DOCUMENT EXTRACT:
______________________________

Designing multi-tenant architectures

This document helps you plan, design, and implement a multi-tenant architecture on Google Cloud by helping you choose between the following approaches:

  1. Same runtime environment for multiple tenants.
  2. One runtime environment for each tenant domain.
  3. One resource container for each tenant domain.

These approaches are listed in increasing order of isolation between tenants, but they're not necessarily mutually exclusive. You can implement a hybrid approach where you choose different options for different workload classes. For example, you can provide a shared runtime environment for multiple tenant domains to a set of tenants, and provide a runtime environment for each tenant domain to another set of tenants.

This document is useful if you need to provision and configure a multi-tenant architecture on Google Cloud, and you want a single administrative entity to be in charge of the multi-tenant architecture. For example, you need to isolate different business units, teams, or users of your infrastructure. Or, you need to deploy existing applications without completely rewriting them. In this document, multi-tenant architecture refers to multi-tenancy at the infrastructure level and not at the application level. For example, you have an application that you want to deploy multiple instances of, where there is one instance per tenant.

This document is also useful if you're evaluating the opportunity to design a multi-tenant architecture that a single administrative entity manages, and you want to explore what it might look like. Choosing one option over the others depends on several factors, and no option is inherently better than the others. Each option has its own strengths and weaknesses. To choose an option, do the following:

  1. Establish a set of criteria to evaluate the different options you have to plan, design, and implement a multi-tenant architecture.
  2. Assess each option against the evaluation criteria.
  3. Choose the option that best suits your needs.

Terminology

The following terms are important for understanding how to design, plan, and implement a multi-tenant architecture on Google Cloud:

  • Runtime environment is an environment where you deploy your workloads.
  • Resource containers are folder resources or project resources.
  • Tenant is an entity that is responsible for operating sets of related workloads in one or multiple runtime environments.

______________________________

INSTRUCTION:
Write out everything from "1. Establish a" down to "multiple runtime environments." in the multi-tenant architecture guide again, changing "workloads" to "applications" each time it appears.

DATASET EXCERPT:
______________________________

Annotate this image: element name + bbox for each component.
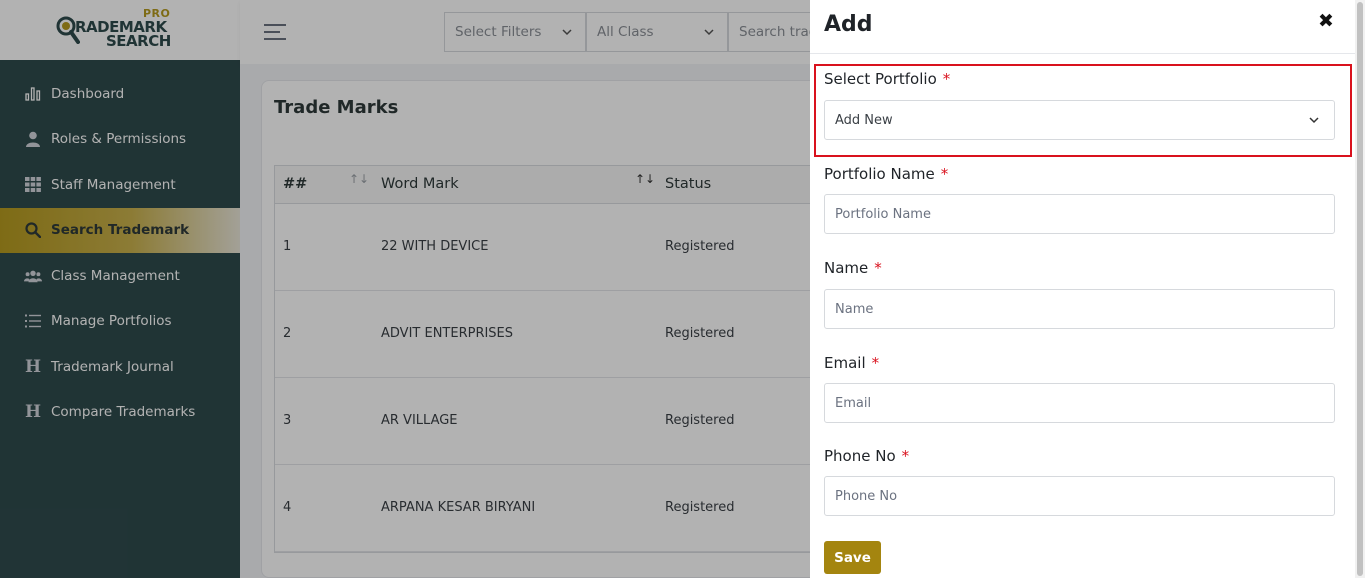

______________________________

REPLY:
1. Establish a set of criteria to evaluate the different options you have to plan, design, and implement a multi-tenant architecture.
  2. Assess each option against the evaluation criteria.
  3. Choose the option that best suits your needs.

Terminology

The following terms are important for understanding how to design, plan, and implement a multi-tenant architecture on Google Cloud:

  • Runtime environment is an environment where you deploy your applications.
  • Resource containers are folder resources or project resources.
  • Tenant is an entity that is responsible for operating sets of related applications in one or multiple runtime environments.